Task directions: Copy each line of the entries that contains the word "ffffff".

Stored rows:

-- start --

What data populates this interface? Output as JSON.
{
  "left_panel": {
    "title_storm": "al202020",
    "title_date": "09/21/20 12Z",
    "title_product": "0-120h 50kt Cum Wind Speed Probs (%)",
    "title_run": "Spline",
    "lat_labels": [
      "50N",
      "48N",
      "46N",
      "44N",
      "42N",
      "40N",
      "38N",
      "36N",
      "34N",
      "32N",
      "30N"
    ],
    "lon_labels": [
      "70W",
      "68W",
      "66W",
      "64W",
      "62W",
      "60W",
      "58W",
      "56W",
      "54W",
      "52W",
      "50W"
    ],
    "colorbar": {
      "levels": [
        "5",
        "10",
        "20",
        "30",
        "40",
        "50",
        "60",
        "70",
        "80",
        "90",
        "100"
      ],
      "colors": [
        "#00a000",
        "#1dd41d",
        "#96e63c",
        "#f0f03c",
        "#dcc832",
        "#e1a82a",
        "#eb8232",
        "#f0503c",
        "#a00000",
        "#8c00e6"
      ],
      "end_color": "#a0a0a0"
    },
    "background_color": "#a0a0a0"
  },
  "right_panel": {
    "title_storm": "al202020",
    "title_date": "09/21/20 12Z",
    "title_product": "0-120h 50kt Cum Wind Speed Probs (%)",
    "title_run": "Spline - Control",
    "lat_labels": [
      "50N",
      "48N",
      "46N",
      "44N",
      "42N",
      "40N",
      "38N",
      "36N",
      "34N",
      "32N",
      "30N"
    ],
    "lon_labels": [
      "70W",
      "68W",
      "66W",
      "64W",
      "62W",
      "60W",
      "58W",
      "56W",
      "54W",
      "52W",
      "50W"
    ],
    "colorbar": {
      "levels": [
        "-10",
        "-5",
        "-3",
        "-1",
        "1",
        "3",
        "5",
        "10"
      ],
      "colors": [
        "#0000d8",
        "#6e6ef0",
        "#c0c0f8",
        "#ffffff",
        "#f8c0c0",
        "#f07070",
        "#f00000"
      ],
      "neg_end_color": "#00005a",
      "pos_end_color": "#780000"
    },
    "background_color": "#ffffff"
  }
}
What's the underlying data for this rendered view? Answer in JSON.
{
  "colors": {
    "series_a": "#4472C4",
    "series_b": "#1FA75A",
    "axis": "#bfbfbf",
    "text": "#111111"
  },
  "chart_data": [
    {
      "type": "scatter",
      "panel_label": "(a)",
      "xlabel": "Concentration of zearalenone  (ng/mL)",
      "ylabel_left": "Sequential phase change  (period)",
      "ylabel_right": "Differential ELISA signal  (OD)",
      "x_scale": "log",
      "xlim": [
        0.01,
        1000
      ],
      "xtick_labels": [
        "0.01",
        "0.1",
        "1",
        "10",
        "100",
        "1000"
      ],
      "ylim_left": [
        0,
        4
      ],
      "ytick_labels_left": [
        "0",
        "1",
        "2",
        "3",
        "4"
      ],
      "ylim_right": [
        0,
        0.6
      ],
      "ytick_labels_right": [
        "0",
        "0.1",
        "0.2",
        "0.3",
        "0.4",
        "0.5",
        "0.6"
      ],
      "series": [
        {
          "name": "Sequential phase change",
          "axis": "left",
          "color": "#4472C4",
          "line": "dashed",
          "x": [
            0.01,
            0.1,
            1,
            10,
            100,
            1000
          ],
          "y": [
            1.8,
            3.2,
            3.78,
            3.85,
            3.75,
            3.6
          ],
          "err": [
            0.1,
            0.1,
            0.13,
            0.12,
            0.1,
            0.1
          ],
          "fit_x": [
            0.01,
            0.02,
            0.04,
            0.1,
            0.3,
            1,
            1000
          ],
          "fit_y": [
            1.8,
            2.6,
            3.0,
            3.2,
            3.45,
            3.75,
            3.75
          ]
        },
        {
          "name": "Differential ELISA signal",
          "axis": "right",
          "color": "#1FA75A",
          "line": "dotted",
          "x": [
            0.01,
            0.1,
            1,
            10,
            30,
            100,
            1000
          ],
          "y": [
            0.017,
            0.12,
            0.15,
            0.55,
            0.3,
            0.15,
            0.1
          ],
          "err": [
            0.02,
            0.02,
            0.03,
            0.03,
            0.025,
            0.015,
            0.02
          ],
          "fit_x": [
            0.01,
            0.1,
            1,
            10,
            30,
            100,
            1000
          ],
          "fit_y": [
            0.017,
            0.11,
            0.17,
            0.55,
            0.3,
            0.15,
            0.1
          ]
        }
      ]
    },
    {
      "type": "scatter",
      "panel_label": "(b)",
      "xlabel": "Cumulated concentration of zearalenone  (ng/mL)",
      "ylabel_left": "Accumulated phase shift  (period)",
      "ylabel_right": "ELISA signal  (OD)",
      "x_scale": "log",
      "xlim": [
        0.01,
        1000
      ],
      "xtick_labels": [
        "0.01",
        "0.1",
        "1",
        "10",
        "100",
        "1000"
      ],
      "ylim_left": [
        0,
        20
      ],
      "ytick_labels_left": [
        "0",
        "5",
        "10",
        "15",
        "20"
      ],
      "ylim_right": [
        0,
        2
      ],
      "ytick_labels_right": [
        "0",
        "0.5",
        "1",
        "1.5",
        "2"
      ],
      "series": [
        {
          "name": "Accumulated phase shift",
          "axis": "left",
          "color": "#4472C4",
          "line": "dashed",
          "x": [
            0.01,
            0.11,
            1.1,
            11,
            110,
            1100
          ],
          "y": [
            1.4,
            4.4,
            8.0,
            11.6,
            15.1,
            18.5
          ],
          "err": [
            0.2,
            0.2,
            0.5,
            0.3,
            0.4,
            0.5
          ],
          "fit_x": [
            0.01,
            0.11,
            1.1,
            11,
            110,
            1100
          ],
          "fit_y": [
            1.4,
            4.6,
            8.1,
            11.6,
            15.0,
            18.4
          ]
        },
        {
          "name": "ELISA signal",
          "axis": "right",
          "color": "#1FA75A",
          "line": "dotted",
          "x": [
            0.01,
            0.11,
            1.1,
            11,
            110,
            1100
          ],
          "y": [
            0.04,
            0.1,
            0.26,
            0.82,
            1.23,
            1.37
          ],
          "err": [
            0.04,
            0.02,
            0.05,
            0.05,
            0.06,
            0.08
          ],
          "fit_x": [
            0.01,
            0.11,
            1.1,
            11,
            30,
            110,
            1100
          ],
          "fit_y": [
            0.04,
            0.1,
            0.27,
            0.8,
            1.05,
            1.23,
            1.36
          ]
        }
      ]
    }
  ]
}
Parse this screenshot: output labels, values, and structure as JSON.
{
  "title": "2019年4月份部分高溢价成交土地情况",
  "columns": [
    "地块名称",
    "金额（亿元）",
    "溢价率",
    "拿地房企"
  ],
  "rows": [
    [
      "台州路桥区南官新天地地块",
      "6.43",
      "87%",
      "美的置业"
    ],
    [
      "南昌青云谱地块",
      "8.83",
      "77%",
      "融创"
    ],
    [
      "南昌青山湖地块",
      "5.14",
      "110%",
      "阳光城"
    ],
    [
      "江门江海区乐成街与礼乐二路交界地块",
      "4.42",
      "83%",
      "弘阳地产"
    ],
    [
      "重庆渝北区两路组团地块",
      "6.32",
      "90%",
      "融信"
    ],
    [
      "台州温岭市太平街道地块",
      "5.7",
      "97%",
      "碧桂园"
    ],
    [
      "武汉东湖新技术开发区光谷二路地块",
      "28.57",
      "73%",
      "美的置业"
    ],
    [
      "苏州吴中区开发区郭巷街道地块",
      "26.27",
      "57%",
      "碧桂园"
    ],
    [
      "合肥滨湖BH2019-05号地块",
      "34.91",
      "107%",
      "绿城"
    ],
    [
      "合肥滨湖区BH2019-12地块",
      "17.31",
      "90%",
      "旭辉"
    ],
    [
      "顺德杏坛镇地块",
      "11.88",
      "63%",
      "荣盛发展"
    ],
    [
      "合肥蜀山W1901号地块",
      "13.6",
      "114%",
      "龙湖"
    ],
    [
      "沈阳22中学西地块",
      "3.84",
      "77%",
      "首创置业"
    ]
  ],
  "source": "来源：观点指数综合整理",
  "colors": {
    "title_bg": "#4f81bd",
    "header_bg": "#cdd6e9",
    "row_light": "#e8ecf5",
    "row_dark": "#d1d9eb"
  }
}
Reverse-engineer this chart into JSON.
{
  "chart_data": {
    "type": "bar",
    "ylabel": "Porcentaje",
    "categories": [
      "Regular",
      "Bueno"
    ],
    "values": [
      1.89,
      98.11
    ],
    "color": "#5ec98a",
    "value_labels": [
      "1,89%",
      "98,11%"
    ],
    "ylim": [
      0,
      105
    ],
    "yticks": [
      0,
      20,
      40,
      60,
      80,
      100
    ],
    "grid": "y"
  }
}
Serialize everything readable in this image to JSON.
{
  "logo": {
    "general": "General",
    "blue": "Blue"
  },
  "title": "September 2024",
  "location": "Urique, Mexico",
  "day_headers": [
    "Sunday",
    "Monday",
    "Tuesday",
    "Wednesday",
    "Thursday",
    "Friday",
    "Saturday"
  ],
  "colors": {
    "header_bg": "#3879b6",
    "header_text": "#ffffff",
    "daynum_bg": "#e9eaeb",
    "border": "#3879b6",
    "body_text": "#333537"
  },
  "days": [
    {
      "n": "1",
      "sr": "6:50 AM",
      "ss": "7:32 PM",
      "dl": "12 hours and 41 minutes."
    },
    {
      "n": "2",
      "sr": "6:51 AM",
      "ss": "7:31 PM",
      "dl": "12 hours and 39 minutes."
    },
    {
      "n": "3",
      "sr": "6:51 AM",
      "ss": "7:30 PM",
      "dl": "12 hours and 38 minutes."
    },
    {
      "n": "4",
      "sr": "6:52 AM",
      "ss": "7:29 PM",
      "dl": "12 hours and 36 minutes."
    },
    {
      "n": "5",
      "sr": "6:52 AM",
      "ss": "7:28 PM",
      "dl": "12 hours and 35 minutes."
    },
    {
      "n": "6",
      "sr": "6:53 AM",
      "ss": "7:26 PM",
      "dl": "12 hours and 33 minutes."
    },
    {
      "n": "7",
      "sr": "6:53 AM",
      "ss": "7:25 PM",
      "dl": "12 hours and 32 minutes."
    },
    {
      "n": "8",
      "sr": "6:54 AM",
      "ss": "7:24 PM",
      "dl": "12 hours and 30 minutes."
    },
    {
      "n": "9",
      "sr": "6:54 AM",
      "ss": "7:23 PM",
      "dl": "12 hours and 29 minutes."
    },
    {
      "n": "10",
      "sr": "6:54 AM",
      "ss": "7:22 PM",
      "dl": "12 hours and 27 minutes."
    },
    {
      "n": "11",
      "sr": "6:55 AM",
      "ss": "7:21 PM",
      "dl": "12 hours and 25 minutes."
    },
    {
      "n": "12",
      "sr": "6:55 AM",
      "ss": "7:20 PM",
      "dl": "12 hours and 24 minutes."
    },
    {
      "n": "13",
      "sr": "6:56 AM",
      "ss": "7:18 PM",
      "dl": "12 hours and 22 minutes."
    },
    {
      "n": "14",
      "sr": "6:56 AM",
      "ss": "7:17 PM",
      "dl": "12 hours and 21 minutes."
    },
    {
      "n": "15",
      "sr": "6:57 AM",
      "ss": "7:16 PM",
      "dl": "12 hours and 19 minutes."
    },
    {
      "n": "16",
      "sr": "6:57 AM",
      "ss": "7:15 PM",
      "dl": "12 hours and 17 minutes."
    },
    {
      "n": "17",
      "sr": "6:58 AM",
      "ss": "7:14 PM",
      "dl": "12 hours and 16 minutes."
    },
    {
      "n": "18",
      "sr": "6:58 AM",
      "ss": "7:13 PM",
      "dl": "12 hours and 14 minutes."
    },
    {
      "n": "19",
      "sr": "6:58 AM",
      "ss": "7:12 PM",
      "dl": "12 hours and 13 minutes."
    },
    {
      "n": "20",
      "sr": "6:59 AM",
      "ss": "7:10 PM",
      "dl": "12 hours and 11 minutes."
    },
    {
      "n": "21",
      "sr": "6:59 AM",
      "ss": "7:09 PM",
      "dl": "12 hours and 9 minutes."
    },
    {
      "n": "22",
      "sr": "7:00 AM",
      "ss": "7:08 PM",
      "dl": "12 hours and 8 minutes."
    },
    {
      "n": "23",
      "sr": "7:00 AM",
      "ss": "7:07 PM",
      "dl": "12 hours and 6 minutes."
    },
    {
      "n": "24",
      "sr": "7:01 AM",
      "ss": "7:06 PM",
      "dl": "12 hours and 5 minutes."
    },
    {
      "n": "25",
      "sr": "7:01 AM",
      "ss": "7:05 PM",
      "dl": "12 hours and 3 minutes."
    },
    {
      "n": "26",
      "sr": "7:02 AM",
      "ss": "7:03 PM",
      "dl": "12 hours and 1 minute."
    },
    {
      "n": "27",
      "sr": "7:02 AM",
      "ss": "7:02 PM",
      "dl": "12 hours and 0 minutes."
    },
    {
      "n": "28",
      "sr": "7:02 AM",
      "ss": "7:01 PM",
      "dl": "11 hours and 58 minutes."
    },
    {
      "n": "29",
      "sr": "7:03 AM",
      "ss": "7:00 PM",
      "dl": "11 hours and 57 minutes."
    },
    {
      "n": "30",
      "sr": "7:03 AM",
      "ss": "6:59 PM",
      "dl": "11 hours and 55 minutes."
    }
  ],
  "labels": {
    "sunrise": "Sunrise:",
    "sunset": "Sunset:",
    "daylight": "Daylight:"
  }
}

-- end --

Output for this exercise:
        "#ffffff",
    "background_color": "#ffffff"
    "header_text": "#ffffff",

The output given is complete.